**Records for this exercise:**

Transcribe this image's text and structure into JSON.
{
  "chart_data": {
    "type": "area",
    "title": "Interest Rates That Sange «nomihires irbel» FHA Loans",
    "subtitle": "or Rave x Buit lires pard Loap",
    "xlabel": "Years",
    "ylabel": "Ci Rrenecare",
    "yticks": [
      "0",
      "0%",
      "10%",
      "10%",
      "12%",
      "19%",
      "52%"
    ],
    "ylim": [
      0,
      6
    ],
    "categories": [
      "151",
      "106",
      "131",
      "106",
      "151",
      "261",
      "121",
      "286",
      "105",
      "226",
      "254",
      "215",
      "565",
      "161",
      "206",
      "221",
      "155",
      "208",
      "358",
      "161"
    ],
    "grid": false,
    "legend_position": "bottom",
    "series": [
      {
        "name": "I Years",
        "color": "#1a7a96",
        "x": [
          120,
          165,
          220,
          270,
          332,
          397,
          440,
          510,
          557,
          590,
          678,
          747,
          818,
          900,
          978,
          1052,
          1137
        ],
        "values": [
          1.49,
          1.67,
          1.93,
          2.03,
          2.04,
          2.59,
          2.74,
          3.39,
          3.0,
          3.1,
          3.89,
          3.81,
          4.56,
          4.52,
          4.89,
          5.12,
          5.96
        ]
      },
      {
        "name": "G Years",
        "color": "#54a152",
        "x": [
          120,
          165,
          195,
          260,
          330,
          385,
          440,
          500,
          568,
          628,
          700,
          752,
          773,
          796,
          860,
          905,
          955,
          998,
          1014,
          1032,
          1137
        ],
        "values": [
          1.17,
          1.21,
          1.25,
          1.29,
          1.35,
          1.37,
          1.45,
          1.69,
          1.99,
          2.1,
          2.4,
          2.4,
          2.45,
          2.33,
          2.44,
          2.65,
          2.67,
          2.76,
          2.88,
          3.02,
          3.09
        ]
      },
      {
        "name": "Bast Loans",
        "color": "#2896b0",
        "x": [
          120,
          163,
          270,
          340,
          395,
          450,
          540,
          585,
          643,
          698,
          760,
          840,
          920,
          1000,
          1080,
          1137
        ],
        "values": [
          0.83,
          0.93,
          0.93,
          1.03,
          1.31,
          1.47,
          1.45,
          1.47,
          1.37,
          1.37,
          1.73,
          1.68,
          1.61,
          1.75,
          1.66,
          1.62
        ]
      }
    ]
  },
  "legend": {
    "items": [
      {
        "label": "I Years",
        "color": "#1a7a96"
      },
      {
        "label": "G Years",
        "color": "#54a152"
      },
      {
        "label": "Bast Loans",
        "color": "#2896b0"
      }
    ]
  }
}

**Problem to work on:** Recopy the entries above exactly, with every line included.

**The completed task:**
Transcribe this image's text and structure into JSON.
{
  "chart_data": {
    "type": "area",
    "title": "Interest Rates That Sange «nomihires irbel» FHA Loans",
    "subtitle": "or Rave x Buit lires pard Loap",
    "xlabel": "Years",
    "ylabel": "Ci Rrenecare",
    "yticks": [
      "0",
      "0%",
      "10%",
      "10%",
      "12%",
      "19%",
      "52%"
    ],
    "ylim": [
      0,
      6
    ],
    "categories": [
      "151",
      "106",
      "131",
      "106",
      "151",
      "261",
      "121",
      "286",
      "105",
      "226",
      "254",
      "215",
      "565",
      "161",
      "206",
      "221",
      "155",
      "208",
      "358",
      "161"
    ],
    "grid": false,
    "legend_position": "bottom",
    "series": [
      {
        "name": "I Years",
        "color": "#1a7a96",
        "x": [
          120,
          165,
          220,
          270,
          332,
          397,
          440,
          510,
          557,
          590,
          678,
          747,
          818,
          900,
          978,
          1052,
          1137
        ],
        "values": [
          1.49,
          1.67,
          1.93,
          2.03,
          2.04,
          2.59,
          2.74,
          3.39,
          3.0,
          3.1,
          3.89,
          3.81,
          4.56,
          4.52,
          4.89,
          5.12,
          5.96
        ]
      },
      {
        "name": "G Years",
        "color": "#54a152",
        "x": [
          120,
          165,
          195,
          260,
          330,
          385,
          440,
          500,
          568,
          628,
          700,
          752,
          773,
          796,
          860,
          905,
          955,
          998,
          1014,
          1032,
          1137
        ],
        "values": [
          1.17,
          1.21,
          1.25,
          1.29,
          1.35,
          1.37,
          1.45,
          1.69,
          1.99,
          2.1,
          2.4,
          2.4,
          2.45,
          2.33,
          2.44,
          2.65,
          2.67,
          2.76,
          2.88,
          3.02,
          3.09
        ]
      },
      {
        "name": "Bast Loans",
        "color": "#2896b0",
        "x": [
          120,
          163,
          270,
          340,
          395,
          450,
          540,
          585,
          643,
          698,
          760,
          840,
          920,
          1000,
          1080,
          1137
        ],
        "values": [
          0.83,
          0.93,
          0.93,
          1.03,
          1.31,
          1.47,
          1.45,
          1.47,
          1.37,
          1.37,
          1.73,
          1.68,
          1.61,
          1.75,
          1.66,
          1.62
        ]
      }
    ]
  },
  "legend": {
    "items": [
      {
        "label": "I Years",
        "color": "#1a7a96"
      },
      {
        "label": "G Years",
        "color": "#54a152"
      },
      {
        "label": "Bast Loans",
        "color": "#2896b0"
      }
    ]
  }
}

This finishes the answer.